::: Dataset excerpts

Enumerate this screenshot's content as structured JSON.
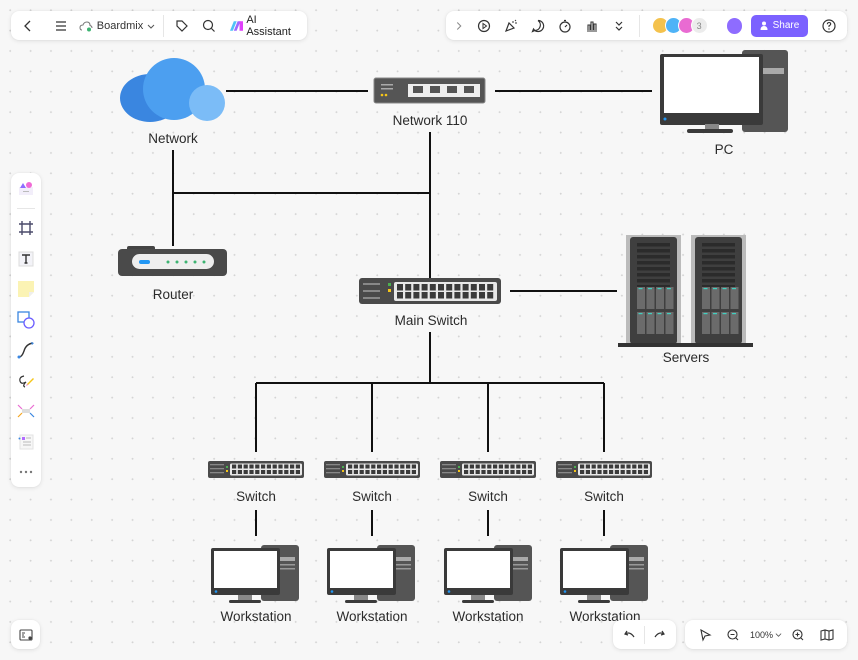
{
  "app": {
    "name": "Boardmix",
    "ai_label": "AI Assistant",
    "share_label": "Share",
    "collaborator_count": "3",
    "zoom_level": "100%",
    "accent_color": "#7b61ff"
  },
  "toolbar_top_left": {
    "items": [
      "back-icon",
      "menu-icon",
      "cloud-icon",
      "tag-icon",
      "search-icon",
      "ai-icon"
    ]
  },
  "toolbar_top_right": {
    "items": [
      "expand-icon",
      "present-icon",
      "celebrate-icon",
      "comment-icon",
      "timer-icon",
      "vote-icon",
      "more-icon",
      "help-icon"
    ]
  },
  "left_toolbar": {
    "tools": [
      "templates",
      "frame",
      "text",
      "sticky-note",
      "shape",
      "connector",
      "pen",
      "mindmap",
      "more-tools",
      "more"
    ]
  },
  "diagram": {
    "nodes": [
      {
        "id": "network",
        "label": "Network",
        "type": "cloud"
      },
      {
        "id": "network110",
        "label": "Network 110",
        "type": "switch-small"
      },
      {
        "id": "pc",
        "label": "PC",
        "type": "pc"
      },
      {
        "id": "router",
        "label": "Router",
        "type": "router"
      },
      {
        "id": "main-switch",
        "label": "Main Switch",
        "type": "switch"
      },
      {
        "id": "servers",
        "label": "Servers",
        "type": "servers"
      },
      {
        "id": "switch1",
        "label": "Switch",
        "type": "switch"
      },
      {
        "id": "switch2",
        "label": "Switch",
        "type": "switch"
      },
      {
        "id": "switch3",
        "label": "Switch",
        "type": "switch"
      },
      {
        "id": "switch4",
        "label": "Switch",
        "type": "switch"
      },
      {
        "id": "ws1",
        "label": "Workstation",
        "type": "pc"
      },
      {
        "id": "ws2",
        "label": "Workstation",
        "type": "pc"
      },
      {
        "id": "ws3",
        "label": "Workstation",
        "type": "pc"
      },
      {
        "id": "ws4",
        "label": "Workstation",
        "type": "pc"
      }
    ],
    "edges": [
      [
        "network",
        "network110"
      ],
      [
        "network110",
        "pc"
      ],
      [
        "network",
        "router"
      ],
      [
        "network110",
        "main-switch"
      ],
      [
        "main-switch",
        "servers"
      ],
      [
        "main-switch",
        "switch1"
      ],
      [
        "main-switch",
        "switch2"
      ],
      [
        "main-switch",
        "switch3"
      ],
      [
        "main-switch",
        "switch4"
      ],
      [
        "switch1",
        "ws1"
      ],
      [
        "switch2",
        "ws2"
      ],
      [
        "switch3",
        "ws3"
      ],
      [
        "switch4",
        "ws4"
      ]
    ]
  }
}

::::::

■ **Job**: Every record gets retyped exactly; no picture goes into the copy.

■ **Answer below**:
Enumerate this screenshot's content as structured JSON.
{
  "app": {
    "name": "Boardmix",
    "ai_label": "AI Assistant",
    "share_label": "Share",
    "collaborator_count": "3",
    "zoom_level": "100%",
    "accent_color": "#7b61ff"
  },
  "toolbar_top_left": {
    "items": [
      "back-icon",
      "menu-icon",
      "cloud-icon",
      "tag-icon",
      "search-icon",
      "ai-icon"
    ]
  },
  "toolbar_top_right": {
    "items": [
      "expand-icon",
      "present-icon",
      "celebrate-icon",
      "comment-icon",
      "timer-icon",
      "vote-icon",
      "more-icon",
      "help-icon"
    ]
  },
  "left_toolbar": {
    "tools": [
      "templates",
      "frame",
      "text",
      "sticky-note",
      "shape",
      "connector",
      "pen",
      "mindmap",
      "more-tools",
      "more"
    ]
  },
  "diagram": {
    "nodes": [
      {
        "id": "network",
        "label": "Network",
        "type": "cloud"
      },
      {
        "id": "network110",
        "label": "Network 110",
        "type": "switch-small"
      },
      {
        "id": "pc",
        "label": "PC",
        "type": "pc"
      },
      {
        "id": "router",
        "label": "Router",
        "type": "router"
      },
      {
        "id": "main-switch",
        "label": "Main Switch",
        "type": "switch"
      },
      {
        "id": "servers",
        "label": "Servers",
        "type": "servers"
      },
      {
        "id": "switch1",
        "label": "Switch",
        "type": "switch"
      },
      {
        "id": "switch2",
        "label": "Switch",
        "type": "switch"
      },
      {
        "id": "switch3",
        "label": "Switch",
        "type": "switch"
      },
      {
        "id": "switch4",
        "label": "Switch",
        "type": "switch"
      },
      {
        "id": "ws1",
        "label": "Workstation",
        "type": "pc"
      },
      {
        "id": "ws2",
        "label": "Workstation",
        "type": "pc"
      },
      {
        "id": "ws3",
        "label": "Workstation",
        "type": "pc"
      },
      {
        "id": "ws4",
        "label": "Workstation",
        "type": "pc"
      }
    ],
    "edges": [
      [
        "network",
        "network110"
      ],
      [
        "network110",
        "pc"
      ],
      [
        "network",
        "router"
      ],
      [
        "network110",
        "main-switch"
      ],
      [
        "main-switch",
        "servers"
      ],
      [
        "main-switch",
        "switch1"
      ],
      [
        "main-switch",
        "switch2"
      ],
      [
        "main-switch",
        "switch3"
      ],
      [
        "main-switch",
        "switch4"
      ],
      [
        "switch1",
        "ws1"
      ],
      [
        "switch2",
        "ws2"
      ],
      [
        "switch3",
        "ws3"
      ],
      [
        "switch4",
        "ws4"
      ]
    ]
  }
}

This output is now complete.